• REQUIREMENTS
Can you rewrite every entry below, changing "screenshot" to "image" and leaving everything else as it is? Omit the pictures from your answer.

• EXERCISE MATERIALS
Begin
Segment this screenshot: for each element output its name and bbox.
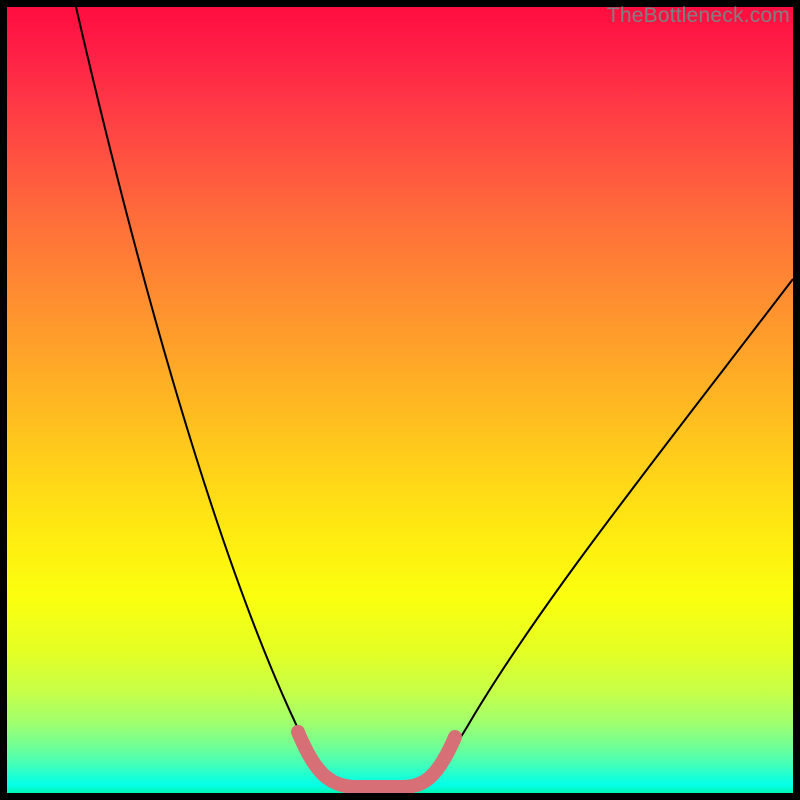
black-curve [76,7,793,787]
watermark-text: TheBottleneck.com [607,4,790,28]
pink-min-curve [298,732,455,787]
chart-frame: TheBottleneck.com [0,0,800,800]
curve-layer [7,7,793,793]
plot-area [7,7,793,793]
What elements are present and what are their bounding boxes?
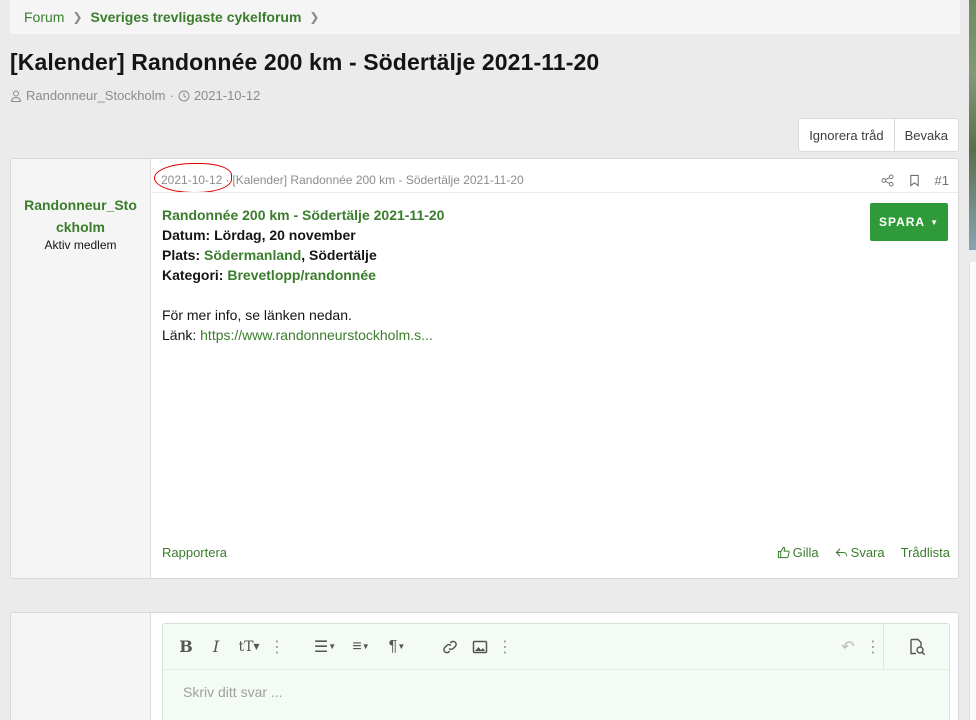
End
• OUTPUT
Segment this image: for each element output its name and bbox.
black-curve [76,7,793,787]
watermark-text: TheBottleneck.com [607,4,790,28]
pink-min-curve [298,732,455,787]
chart-frame: TheBottleneck.com [0,0,800,800]
curve-layer [7,7,793,793]
plot-area [7,7,793,793]
What elements are present and what are their bounding boxes?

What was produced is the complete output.